*TEXT PROVIDED*:
--------
What GDPR Article 17 (right to erasure) requires

GDPR Article 17 establishes the right to erasure — commonly referred to as the "right to be forgotten" — as one of the fundamental data subject rights under the Regulation. Under Article 17, data subjects have the right to obtain the erasure of their personal data without undue delay where one of several specified grounds applies. Organisations receiving valid erasure requests are obligated to act on them promptly and to communicate the outcome to the individual.

The grounds for erasure under Article 17(1) are: the personal data is no longer necessary in relation to the purpose for which it was collected; the data subject withdraws consent where consent was the lawful basis for processing and there is no other lawful basis; the data subject objects to processing under Article 21 and there are no overriding legitimate grounds; the personal data has been unlawfully processed; the personal data must be erased to comply with a legal obligation; or the personal data was collected in relation to the offer of information society services to a child.

In the recruitment context, the most common applicable ground is the first: personal data that is no longer necessary for the purpose for which it was collected. A candidate who applied for a role that has since been filled, whose data has been retained in the talent pool for a period beyond what is necessary for legitimate re-engagement purposes, or who simply wishes to withdraw from all future consideration, has a strong basis for an erasure request under Article 17(1)(a).

The second most common ground in recruitment is withdrawal of consent. Where an organisation relies on candidate consent as the lawful basis for retaining candidate data in a talent pool or for future opportunities — which GDPR permits but constrains — withdrawal of that consent by the candidate removes the lawful basis for processing and triggers the erasure obligation.

The 30-Day Clock Starts on Receipt

The response deadline begins when the request is received, regardless of how it arrives — email, ATS portal, phone call, letter. Logging receipt immediately is essential for demonstrating compliance. Under GDPR Article 12(3), controllers must respond without undue delay and in any event within one month of receiving the request. Where requests are complex or numerous, the period may be extended by a further two months with notification to the data subject — but in recruitment, most erasure requests are neither complex nor numerous, and the standard one-month timeline applies.

When the right to erasure applies to recruitment data

The right to erasure applies most directly in the recruitment context in three scenarios: where a candidate's application has been rejected and the retention period specified in the organisation's privacy notice has elapsed; where a candidate has consented to talent pool retention and subsequently withdraws that consent; and where a candidate requests removal from the employer's systems for any reason once the immediate recruitment process for which their data was collected has concluded.

The temporal dimension matters considerably. A candidate's personal data is unambiguously necessary while their application is being actively considered. Once the process is concluded — whether they are hired, rejected or withdraw — the necessity for the original purpose is satisfied, and ongoing retention requires a separate lawful basis. Legitimate interests in retaining candidate data for future similar roles is the most commonly invoked basis, but it must be genuinely assessed and documented, not assumed.

Where retention after rejection is based on legitimate interests, the data subject's right to object under Article 21 operates alongside the right to erasure. A candidate who objects to their data being retained in a talent pool must be removed from that pool even if the full erasure conditions under Article 17 are not technically met — the practical effect is the same. Building your erasure workflow to handle both Article 17 requests and Article 21 objections under a single process simplifies compliance management.
--------
*INFORMATION GIVEN*:
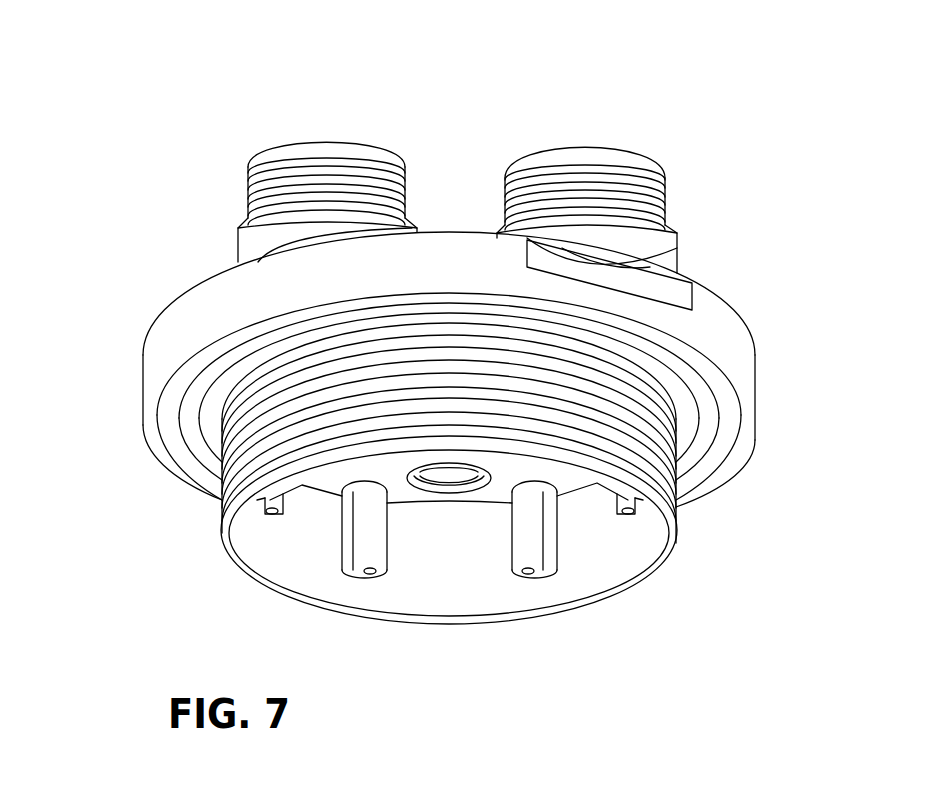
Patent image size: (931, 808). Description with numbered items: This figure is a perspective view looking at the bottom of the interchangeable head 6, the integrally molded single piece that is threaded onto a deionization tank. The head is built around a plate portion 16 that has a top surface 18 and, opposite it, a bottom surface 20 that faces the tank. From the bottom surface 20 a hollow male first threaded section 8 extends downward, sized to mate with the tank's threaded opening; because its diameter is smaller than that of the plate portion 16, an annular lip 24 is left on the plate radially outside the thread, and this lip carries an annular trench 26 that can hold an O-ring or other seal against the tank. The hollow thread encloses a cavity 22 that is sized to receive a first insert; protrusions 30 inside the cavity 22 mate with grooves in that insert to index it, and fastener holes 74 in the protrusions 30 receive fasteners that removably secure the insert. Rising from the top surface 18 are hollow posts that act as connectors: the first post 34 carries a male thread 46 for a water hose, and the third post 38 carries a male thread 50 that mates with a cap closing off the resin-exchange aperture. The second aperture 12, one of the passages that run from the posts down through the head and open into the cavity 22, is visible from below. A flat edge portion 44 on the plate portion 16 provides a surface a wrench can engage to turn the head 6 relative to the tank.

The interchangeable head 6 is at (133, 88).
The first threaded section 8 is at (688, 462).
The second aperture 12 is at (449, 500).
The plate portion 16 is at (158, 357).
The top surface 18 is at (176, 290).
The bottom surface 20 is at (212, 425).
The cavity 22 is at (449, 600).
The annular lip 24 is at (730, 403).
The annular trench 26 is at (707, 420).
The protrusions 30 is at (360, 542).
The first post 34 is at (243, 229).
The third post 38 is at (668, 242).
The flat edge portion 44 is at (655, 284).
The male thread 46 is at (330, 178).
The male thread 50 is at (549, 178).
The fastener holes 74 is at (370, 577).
--------
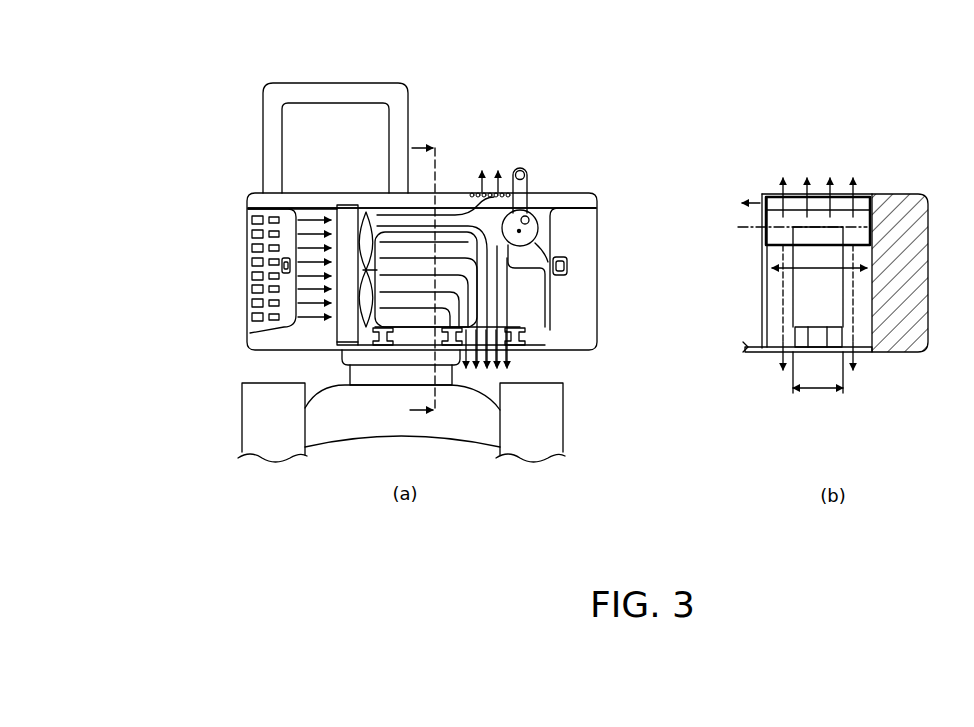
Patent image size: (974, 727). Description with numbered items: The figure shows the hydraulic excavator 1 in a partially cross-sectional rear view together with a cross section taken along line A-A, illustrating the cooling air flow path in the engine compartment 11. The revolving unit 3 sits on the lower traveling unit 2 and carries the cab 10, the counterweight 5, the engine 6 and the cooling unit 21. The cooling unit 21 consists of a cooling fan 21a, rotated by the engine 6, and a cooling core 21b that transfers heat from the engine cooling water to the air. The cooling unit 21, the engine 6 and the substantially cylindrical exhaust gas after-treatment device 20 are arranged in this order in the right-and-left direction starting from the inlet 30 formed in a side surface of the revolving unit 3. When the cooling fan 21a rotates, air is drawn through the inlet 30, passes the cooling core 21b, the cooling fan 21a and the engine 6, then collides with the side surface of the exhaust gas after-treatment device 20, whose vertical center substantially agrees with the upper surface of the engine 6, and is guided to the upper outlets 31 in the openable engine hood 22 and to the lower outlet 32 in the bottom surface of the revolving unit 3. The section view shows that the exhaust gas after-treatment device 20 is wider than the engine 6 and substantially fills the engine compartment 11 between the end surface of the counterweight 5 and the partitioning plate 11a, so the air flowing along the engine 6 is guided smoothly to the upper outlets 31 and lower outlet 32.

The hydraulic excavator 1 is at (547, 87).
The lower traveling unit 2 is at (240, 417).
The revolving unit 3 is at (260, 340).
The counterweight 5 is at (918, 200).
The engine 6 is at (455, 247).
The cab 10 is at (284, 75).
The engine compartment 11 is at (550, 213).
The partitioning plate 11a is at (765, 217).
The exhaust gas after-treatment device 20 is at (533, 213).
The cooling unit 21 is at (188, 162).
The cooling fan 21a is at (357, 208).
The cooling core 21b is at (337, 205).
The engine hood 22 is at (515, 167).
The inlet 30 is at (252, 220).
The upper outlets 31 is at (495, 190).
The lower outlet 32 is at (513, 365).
--------
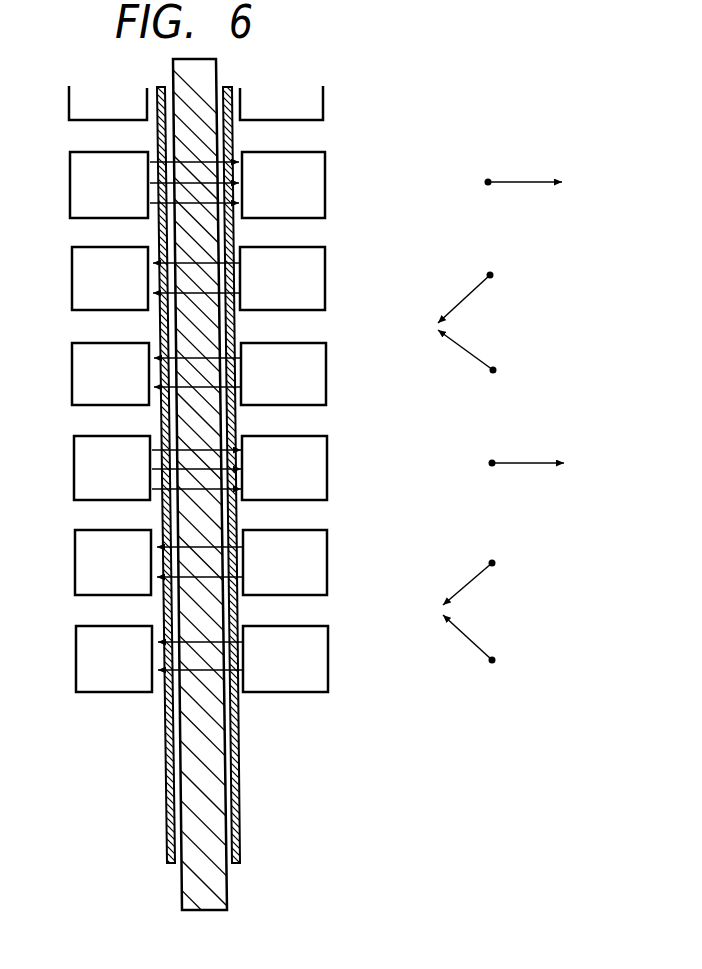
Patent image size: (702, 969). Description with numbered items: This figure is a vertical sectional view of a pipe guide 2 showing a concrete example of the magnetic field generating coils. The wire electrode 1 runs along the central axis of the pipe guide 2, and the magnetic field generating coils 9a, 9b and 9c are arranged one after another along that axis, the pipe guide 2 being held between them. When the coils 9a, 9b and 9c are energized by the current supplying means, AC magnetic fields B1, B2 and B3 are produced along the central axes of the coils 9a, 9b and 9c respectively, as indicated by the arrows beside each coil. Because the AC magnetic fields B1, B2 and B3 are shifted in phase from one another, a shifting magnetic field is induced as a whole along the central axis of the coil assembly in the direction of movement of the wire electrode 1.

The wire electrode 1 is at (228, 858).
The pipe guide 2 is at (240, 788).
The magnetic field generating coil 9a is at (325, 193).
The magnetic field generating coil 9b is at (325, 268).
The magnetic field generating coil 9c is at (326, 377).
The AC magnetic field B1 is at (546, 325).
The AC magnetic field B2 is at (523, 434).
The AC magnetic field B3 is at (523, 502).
--------
*PROBLEM SET*:
**a.** Duplicate the rows in the part that opens with the line containing "Patent image size: (702, 969)." and closes with the line containing "The AC magnetic field B1 is at (546, 325).", including both of those lines.
**b.** Go on with the text about the GDPR right to erasure for recruitment data, starting after its final sentence.
The rows have no connection to the text on erasure rights.

*TASK-BY-TASK ANSWERS*:
**a.**
Patent image size: (702, 969). Description with numbered items: This figure is a vertical sectional view of a pipe guide 2 showing a concrete example of the magnetic field generating coils. The wire electrode 1 runs along the central axis of the pipe guide 2, and the magnetic field generating coils 9a, 9b and 9c are arranged one after another along that axis, the pipe guide 2 being held between them. When the coils 9a, 9b and 9c are energized by the current supplying means, AC magnetic fields B1, B2 and B3 are produced along the central axes of the coils 9a, 9b and 9c respectively, as indicated by the arrows beside each coil. Because the AC magnetic fields B1, B2 and B3 are shifted in phase from one another, a shifting magnetic field is induced as a whole along the central axis of the coil assembly in the direction of movement of the wire electrode 1.

The wire electrode 1 is at (228, 858).
The pipe guide 2 is at (240, 788).
The magnetic field generating coil 9a is at (325, 193).
The magnetic field generating coil 9b is at (325, 268).
The magnetic field generating coil 9c is at (326, 377).
The AC magnetic field B1 is at (546, 325).

**b.**
International talent pool practices create additional complexity. Candidates sourced or employed across different jurisdictions may have data rights under GDPR (for EU/EEA candidates), UK GDPR (for UK candidates), or equivalent legislation in other countries. The substantive rules are similar but not identical, and the response timeline and notification requirements vary. Organisations operating internationally should ensure their erasure workflow accommodates the most stringent applicable requirements rather than applying a single lowest-common-denominator approach.

Legitimate exceptions: when you can refuse an erasure request

Article 17(3) sets out the circumstances in which the right to erasure does not apply — meaning the organisation may legitimately refuse an erasure request or limit the erasure to specific data elements. Understanding these exceptions is as important as understanding the right itself, both to avoid over-deletion that destroys legitimately retained information and to avoid under-deletion that leaves you in breach.

The most relevant exception in employment contexts is the legal obligation and legal claim exception under Article 17(3)(b) and (e): erasure is not required where the data is necessary for compliance with a legal obligation, or for the establishment, exercise or defence of legal claims. In the recruitment context, this means that where a candidate has filed or threatened a discrimination complaint, or where a regulatory investigation is underway, the candidate's application data may need to be retained as evidence — and the erasure request may be declined on that basis, with an explanation to the data subject.

The important limitation on this exception is that it covers only the data necessary for the legal purpose — not the entirety of the candidate record. If a candidate whose data is subject to a discrimination investigation requests erasure, the organisation may retain the specific documents relevant to the investigation but is not permitted to retain all personal data on the basis that legal proceedings are possible. Proportionality is required: retain what is necessary, delete what is not.

Statistical purposes and archiving in the public interest are also listed exceptions, but they are unlikely to be applicable in standard commercial recruitment contexts. Employers who attempt to rely on statistical or archiving exceptions to refuse erasure requests from rejected candidates are unlikely to satisfy the substantiality requirement these exceptions impose.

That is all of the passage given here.